=== TEXTAUSZUG ===
*****
Aus dieser Gruppe von Erkrankungen ist die Tinea pedis (der sogenannte „Fußpilz“) besonders häufig. Dabei wird der Erreger insbesondere beim Barfußgehen in Schwimmbädern oder gemeinsam benutzten Badezimmern weitergereicht.
Bei den Nägeln gibt es prinzipiell zwei verschiedene Erkrankungstypen:

Dabei betreffen leichtere Infectionen betreffen nur den Nagel selber und verschonen das Nagelbett weitgehend. Diese Form ist noch relativ einfach mit localen Therapieformen in den Griff zu bekommen.

Die wesentlich unangenehmere Form einer Onychomycosis liegt allerdings dann vor, wenn tatsächlich auch das Nagelbett befallen ist. Dann stellt sich die Therapie als sehr langwierig (es helfen nur systemisch verabreichte Antimycotica) dar und bietet dennoch ein enorm hohes Recidivrisiko.

In beiden Fällen gelten aber folgende prinzipielle Regeln: atmungsaktive Schuhe sowie Desinfection und häufigstes Wechseln der Socken sind absolute Pflicht !
Die Schwammerl können übrigens auch entlang der Haarfollikel in tiefere Bereiche der Haut vordringen und dort schmerzhafte Entzündungen verursachen. Dieses Bild nennt man dann „Tinea profunda“ und kann zur Bildung compacter Eiterpusteln führen.
Neben verschiedenen seltenen Sonderformen sind die Mycosen der Schleimhäute von ebenfalls eminenter Bedeutung. Mund, Nase, Rachen, Verdauungstrakt und Geschlechtsorgane können davon betroffen sein. Im allgemeinen gilt jedoch, dass bei einem Menschen mit einem gesunden Immunsystem Mycosen der Schleimhäute lediglich an den Geschlechtsorganen auftreten. Hervorgerufen werden diese Erkrankungen meistens durch Pilze aus der Gattung „Candida“ hervorgerufen (vor allem Candida albicans). Sie kommen bei vielen Menschen auf den Schleimhäuten des Verdauungstraktes vor (beispielsweise auf der Zunge als weißer Belag mit umgebender Rötung „Candidiasis“ oder „Soor“). Eine solche Erkrankung ist nahezu immer ein Zeichen eines geschwächten Immunsystems, weshalb man diese Erreger als Opportunitätskeime bezeichnet.
*****
=== ÜBUNGEN ===
#1 Was hilft laut dem Text über Pilzerkrankungen als einzige Behandlung, wenn auch das Nagelbett befallen ist?
#2 Führe den Text über Pilzerkrankungen nach seinem letzten Satz weiter.
*****
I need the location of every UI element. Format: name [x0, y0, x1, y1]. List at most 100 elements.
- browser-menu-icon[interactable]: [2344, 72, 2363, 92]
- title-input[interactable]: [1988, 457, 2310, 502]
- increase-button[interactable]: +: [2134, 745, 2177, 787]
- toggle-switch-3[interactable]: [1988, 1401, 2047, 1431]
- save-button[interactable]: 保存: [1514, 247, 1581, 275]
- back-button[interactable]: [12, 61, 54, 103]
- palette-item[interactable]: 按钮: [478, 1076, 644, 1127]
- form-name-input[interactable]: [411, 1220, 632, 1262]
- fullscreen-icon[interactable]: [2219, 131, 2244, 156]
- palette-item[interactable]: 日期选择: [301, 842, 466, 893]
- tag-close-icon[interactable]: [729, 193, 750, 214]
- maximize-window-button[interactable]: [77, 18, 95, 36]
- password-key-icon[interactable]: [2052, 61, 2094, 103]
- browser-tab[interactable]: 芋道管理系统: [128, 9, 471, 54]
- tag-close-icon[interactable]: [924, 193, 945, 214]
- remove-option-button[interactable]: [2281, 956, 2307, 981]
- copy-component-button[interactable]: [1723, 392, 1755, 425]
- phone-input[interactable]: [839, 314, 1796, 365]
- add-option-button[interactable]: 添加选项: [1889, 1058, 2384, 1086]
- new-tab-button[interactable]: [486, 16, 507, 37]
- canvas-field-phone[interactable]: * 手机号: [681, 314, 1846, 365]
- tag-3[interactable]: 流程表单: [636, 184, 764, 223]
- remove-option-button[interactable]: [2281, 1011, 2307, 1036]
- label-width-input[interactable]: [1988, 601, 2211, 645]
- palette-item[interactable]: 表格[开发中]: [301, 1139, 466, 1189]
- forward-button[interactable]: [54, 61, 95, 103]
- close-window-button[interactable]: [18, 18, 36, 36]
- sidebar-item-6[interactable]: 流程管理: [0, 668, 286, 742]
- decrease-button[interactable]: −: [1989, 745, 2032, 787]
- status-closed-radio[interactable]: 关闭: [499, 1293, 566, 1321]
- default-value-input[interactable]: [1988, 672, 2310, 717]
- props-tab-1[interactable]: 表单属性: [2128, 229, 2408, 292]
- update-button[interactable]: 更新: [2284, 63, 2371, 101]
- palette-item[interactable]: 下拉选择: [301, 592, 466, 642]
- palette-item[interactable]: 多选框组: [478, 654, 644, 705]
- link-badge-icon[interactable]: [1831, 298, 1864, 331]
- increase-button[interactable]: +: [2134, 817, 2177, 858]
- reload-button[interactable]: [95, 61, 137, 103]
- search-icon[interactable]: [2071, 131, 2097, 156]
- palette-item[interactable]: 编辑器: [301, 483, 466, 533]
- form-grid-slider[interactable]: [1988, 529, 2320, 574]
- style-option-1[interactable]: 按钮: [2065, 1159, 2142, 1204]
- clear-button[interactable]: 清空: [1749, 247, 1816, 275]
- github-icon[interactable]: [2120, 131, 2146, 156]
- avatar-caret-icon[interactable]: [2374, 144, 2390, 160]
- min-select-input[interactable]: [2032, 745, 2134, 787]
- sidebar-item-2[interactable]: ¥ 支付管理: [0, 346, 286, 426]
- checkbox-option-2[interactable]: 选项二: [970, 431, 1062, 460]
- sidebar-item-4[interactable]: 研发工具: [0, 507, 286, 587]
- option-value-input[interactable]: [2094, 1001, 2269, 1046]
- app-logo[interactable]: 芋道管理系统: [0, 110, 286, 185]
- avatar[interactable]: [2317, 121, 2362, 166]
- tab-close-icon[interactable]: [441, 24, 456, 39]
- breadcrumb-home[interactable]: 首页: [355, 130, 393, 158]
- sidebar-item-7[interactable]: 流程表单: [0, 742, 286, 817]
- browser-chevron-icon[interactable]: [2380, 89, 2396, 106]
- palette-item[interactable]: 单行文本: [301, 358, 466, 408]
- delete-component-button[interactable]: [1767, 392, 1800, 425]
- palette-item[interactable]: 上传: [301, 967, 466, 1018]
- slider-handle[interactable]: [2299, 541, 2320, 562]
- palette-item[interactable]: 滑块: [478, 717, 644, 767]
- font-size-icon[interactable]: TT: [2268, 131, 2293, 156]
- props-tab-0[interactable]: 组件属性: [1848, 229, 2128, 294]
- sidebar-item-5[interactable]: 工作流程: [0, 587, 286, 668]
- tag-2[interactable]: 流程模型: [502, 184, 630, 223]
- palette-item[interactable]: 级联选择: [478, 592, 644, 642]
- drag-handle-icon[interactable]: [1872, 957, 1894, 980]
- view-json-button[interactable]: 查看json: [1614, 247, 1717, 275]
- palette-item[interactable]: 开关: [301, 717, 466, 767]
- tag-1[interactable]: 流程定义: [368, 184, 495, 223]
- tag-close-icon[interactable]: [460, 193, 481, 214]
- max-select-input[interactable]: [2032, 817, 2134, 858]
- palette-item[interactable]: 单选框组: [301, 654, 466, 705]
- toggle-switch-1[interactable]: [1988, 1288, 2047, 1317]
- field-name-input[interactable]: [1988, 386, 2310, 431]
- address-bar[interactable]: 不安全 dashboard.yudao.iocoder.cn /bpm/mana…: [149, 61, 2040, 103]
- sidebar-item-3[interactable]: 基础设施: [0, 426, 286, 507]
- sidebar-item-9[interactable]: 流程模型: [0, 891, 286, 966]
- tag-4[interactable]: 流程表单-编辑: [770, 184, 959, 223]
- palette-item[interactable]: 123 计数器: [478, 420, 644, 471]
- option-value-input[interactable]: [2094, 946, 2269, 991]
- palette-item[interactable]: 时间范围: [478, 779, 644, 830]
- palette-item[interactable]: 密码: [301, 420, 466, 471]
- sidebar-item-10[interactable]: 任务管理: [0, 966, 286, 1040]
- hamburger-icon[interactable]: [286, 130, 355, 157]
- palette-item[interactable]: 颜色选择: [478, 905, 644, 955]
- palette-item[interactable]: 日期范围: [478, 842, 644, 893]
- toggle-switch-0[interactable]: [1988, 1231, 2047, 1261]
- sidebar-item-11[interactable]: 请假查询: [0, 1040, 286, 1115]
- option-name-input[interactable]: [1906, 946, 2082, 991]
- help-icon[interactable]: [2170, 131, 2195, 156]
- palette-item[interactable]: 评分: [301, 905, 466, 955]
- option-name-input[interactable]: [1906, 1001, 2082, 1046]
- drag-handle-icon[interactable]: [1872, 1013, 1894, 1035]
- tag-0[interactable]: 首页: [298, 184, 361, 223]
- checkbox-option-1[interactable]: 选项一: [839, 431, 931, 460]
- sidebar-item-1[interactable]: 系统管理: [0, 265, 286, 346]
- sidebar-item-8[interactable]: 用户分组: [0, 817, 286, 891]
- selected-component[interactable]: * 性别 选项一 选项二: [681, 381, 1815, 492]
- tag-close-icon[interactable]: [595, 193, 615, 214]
*****
=== LÖSUNGEN ===
#1 Nur systemisch verabreichte Antimycotica.

#2
Damit kommen wir nun schon zu den systemischen Mycosen, bei denen der Erreger meist über die Lunge in den Blutkreislauf gelangt ist und auf diesem Weg innere Organe erreicht. Dabei handelt es sich um äußerst schwerwiegende Erkrankungen, die ungemein schwierig zu therapieren sind und sehr häufig letal enden. Normalerweise werden von systemischen Mycosen nur Menschen mit einem hochgradig geschwächten Immunsystem befallen (postoperativ, nach einer Transplantation, nach einer Chemotherapie oder HIV-Patienten). Man spricht dabei wiederum von einer „opportunistischen“ Infection und muß intensiv therapieren (natürlich primär abhängig von der Grundkrankheit).

Achtung: in diese Gruppe gehören auch die von „primär pathogenen“ - in Europa aber nicht vorkommenden ! -Pilzen verursachten Erkrankungen, die auch bei Menschen mit weitgehend intactem Immunsystem schwere systemische Mycosen verursachen können (Blastomycose oder Histoplasmose).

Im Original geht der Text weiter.